#### [AIM OF THE EXERCISE]
Without the pictures, return each record as it appears.

▬▬▬▬▬▬

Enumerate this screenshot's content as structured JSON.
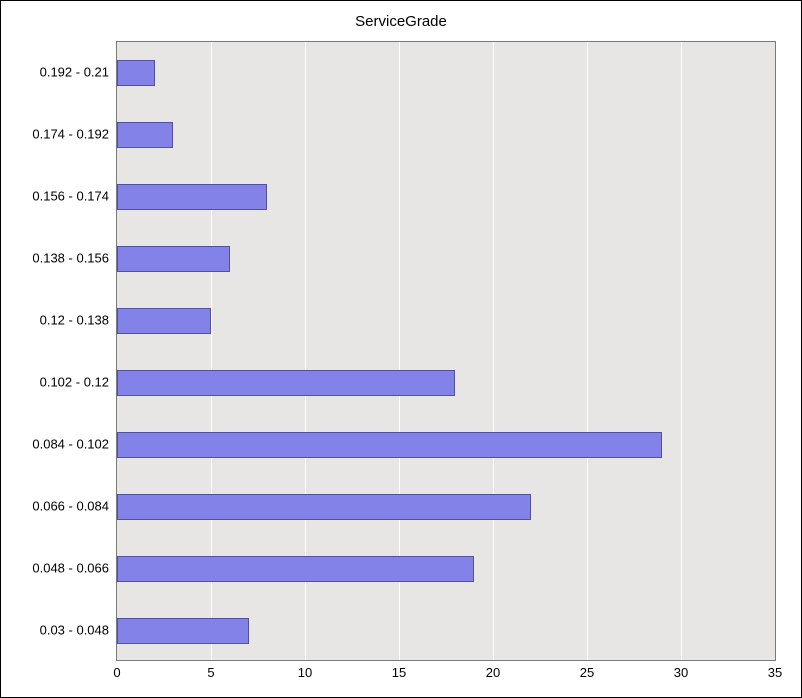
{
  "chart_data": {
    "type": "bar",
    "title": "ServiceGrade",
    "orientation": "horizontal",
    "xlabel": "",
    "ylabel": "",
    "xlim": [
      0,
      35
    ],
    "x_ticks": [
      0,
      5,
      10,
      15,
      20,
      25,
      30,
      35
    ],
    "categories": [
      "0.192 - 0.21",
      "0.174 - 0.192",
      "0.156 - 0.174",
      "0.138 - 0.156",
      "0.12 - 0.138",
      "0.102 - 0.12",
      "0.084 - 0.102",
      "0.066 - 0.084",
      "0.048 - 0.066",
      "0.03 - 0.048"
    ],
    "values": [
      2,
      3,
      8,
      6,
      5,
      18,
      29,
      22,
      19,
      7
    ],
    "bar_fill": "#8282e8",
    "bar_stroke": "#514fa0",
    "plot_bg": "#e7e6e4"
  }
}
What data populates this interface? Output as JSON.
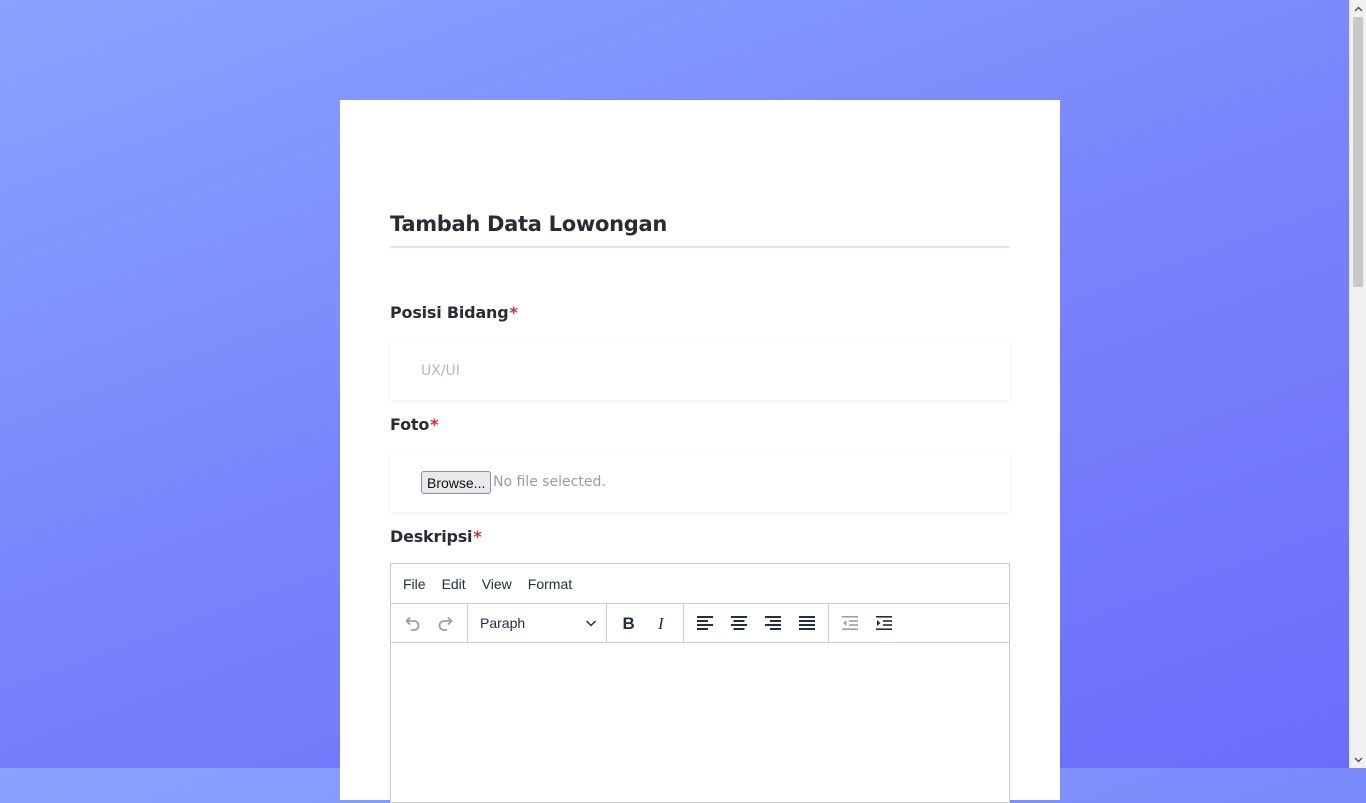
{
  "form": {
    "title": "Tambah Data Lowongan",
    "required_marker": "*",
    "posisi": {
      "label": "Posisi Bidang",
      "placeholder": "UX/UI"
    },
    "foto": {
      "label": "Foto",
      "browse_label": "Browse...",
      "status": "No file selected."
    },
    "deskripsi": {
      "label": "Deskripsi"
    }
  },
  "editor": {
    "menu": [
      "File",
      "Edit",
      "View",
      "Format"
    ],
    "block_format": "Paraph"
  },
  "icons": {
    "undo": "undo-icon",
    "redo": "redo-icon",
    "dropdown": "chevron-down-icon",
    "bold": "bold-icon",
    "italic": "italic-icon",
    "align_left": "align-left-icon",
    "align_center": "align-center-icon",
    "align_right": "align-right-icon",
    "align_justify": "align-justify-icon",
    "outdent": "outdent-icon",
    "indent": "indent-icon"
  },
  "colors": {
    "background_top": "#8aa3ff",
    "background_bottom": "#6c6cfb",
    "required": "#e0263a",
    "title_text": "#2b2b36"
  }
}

▬▬▬▬▬▬

#### [THE ANSWER]
Enumerate this screenshot's content as structured JSON.
{
  "chart_data": {
    "type": "bar",
    "title": "ServiceGrade",
    "orientation": "horizontal",
    "xlabel": "",
    "ylabel": "",
    "xlim": [
      0,
      35
    ],
    "x_ticks": [
      0,
      5,
      10,
      15,
      20,
      25,
      30,
      35
    ],
    "categories": [
      "0.192 - 0.21",
      "0.174 - 0.192",
      "0.156 - 0.174",
      "0.138 - 0.156",
      "0.12 - 0.138",
      "0.102 - 0.12",
      "0.084 - 0.102",
      "0.066 - 0.084",
      "0.048 - 0.066",
      "0.03 - 0.048"
    ],
    "values": [
      2,
      3,
      8,
      6,
      5,
      18,
      29,
      22,
      19,
      7
    ],
    "bar_fill": "#8282e8",
    "bar_stroke": "#514fa0",
    "plot_bg": "#e7e6e4"
  }
}
What data populates this interface? Output as JSON.
{
  "form": {
    "title": "Tambah Data Lowongan",
    "required_marker": "*",
    "posisi": {
      "label": "Posisi Bidang",
      "placeholder": "UX/UI"
    },
    "foto": {
      "label": "Foto",
      "browse_label": "Browse...",
      "status": "No file selected."
    },
    "deskripsi": {
      "label": "Deskripsi"
    }
  },
  "editor": {
    "menu": [
      "File",
      "Edit",
      "View",
      "Format"
    ],
    "block_format": "Paraph"
  },
  "icons": {
    "undo": "undo-icon",
    "redo": "redo-icon",
    "dropdown": "chevron-down-icon",
    "bold": "bold-icon",
    "italic": "italic-icon",
    "align_left": "align-left-icon",
    "align_center": "align-center-icon",
    "align_right": "align-right-icon",
    "align_justify": "align-justify-icon",
    "outdent": "outdent-icon",
    "indent": "indent-icon"
  },
  "colors": {
    "background_top": "#8aa3ff",
    "background_bottom": "#6c6cfb",
    "required": "#e0263a",
    "title_text": "#2b2b36"
  }
}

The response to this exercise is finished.